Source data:
↓
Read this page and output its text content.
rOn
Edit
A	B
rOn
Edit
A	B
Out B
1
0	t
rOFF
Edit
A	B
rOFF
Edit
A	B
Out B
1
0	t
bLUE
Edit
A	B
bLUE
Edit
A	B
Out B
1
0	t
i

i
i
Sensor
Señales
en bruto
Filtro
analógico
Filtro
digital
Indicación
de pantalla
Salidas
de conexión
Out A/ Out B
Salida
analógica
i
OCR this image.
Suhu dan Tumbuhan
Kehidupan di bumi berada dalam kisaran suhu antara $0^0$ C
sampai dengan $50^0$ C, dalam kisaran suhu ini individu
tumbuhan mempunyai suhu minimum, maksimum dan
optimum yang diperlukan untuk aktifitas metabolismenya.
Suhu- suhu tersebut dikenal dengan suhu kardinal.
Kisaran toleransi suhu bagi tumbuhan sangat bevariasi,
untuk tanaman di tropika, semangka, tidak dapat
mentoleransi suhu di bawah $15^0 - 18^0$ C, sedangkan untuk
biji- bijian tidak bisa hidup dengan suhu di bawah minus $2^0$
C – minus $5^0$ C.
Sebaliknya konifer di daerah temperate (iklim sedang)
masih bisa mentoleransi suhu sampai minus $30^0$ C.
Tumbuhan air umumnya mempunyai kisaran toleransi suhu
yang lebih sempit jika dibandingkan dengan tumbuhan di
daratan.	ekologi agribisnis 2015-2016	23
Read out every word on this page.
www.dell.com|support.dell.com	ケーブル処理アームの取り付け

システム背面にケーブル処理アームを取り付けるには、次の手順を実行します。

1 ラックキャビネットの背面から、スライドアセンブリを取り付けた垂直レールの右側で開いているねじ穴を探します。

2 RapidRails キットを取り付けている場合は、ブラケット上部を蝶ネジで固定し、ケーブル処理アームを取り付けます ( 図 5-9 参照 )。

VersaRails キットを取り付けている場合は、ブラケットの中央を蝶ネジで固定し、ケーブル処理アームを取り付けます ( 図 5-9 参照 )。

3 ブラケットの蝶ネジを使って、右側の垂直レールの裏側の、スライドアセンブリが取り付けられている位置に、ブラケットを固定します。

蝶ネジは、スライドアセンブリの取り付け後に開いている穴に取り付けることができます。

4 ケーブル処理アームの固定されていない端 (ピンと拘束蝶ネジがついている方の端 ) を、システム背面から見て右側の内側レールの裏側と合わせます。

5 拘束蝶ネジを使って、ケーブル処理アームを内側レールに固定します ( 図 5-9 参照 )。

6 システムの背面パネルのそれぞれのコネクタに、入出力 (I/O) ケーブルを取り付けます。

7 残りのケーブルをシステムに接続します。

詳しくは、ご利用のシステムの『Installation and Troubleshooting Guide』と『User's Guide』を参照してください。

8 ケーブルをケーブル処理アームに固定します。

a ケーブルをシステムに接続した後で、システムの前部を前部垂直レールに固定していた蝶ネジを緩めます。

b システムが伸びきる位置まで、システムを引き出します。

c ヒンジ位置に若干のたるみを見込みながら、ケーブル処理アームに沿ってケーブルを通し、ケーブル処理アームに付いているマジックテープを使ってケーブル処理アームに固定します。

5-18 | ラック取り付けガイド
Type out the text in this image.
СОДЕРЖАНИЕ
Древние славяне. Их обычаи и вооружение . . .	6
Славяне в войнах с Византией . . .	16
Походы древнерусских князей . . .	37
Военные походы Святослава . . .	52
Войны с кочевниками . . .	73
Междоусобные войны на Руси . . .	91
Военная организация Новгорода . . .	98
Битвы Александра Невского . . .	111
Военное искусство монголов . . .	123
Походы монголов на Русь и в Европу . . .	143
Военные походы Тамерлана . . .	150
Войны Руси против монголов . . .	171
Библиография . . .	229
↑
# [Task]
Give an exact repetition of all the material.

# [Output for this task]
Read this page and output its text content.
rOn
Edit
A	B
rOn
Edit
A	B
Out B
1
0	t
rOFF
Edit
A	B
rOFF
Edit
A	B
Out B
1
0	t
bLUE
Edit
A	B
bLUE
Edit
A	B
Out B
1
0	t
i

i
i
Sensor
Señales
en bruto
Filtro
analógico
Filtro
digital
Indicación
de pantalla
Salidas
de conexión
Out A/ Out B
Salida
analógica
i
OCR this image.
Suhu dan Tumbuhan
Kehidupan di bumi berada dalam kisaran suhu antara $0^0$ C
sampai dengan $50^0$ C, dalam kisaran suhu ini individu
tumbuhan mempunyai suhu minimum, maksimum dan
optimum yang diperlukan untuk aktifitas metabolismenya.
Suhu- suhu tersebut dikenal dengan suhu kardinal.
Kisaran toleransi suhu bagi tumbuhan sangat bevariasi,
untuk tanaman di tropika, semangka, tidak dapat
mentoleransi suhu di bawah $15^0 - 18^0$ C, sedangkan untuk
biji- bijian tidak bisa hidup dengan suhu di bawah minus $2^0$
C – minus $5^0$ C.
Sebaliknya konifer di daerah temperate (iklim sedang)
masih bisa mentoleransi suhu sampai minus $30^0$ C.
Tumbuhan air umumnya mempunyai kisaran toleransi suhu
yang lebih sempit jika dibandingkan dengan tumbuhan di
daratan.	ekologi agribisnis 2015-2016	23
Read out every word on this page.
www.dell.com|support.dell.com	ケーブル処理アームの取り付け

システム背面にケーブル処理アームを取り付けるには、次の手順を実行します。

1 ラックキャビネットの背面から、スライドアセンブリを取り付けた垂直レールの右側で開いているねじ穴を探します。

2 RapidRails キットを取り付けている場合は、ブラケット上部を蝶ネジで固定し、ケーブル処理アームを取り付けます ( 図 5-9 参照 )。

VersaRails キットを取り付けている場合は、ブラケットの中央を蝶ネジで固定し、ケーブル処理アームを取り付けます ( 図 5-9 参照 )。

3 ブラケットの蝶ネジを使って、右側の垂直レールの裏側の、スライドアセンブリが取り付けられている位置に、ブラケットを固定します。

蝶ネジは、スライドアセンブリの取り付け後に開いている穴に取り付けることができます。

4 ケーブル処理アームの固定されていない端 (ピンと拘束蝶ネジがついている方の端 ) を、システム背面から見て右側の内側レールの裏側と合わせます。

5 拘束蝶ネジを使って、ケーブル処理アームを内側レールに固定します ( 図 5-9 参照 )。

6 システムの背面パネルのそれぞれのコネクタに、入出力 (I/O) ケーブルを取り付けます。

7 残りのケーブルをシステムに接続します。

詳しくは、ご利用のシステムの『Installation and Troubleshooting Guide』と『User's Guide』を参照してください。

8 ケーブルをケーブル処理アームに固定します。

a ケーブルをシステムに接続した後で、システムの前部を前部垂直レールに固定していた蝶ネジを緩めます。

b システムが伸びきる位置まで、システムを引き出します。

c ヒンジ位置に若干のたるみを見込みながら、ケーブル処理アームに沿ってケーブルを通し、ケーブル処理アームに付いているマジックテープを使ってケーブル処理アームに固定します。

5-18 | ラック取り付けガイド
Type out the text in this image.
СОДЕРЖАНИЕ
Древние славяне. Их обычаи и вооружение . . .	6
Славяне в войнах с Византией . . .	16
Походы древнерусских князей . . .	37
Военные походы Святослава . . .	52
Войны с кочевниками . . .	73
Междоусобные войны на Руси . . .	91
Военная организация Новгорода . . .	98
Битвы Александра Невского . . .	111
Военное искусство монголов . . .	123
Походы монголов на Русь и в Европу . . .	143
Военные походы Тамерлана . . .	150
Войны Руси против монголов . . .	171
Библиография . . .	229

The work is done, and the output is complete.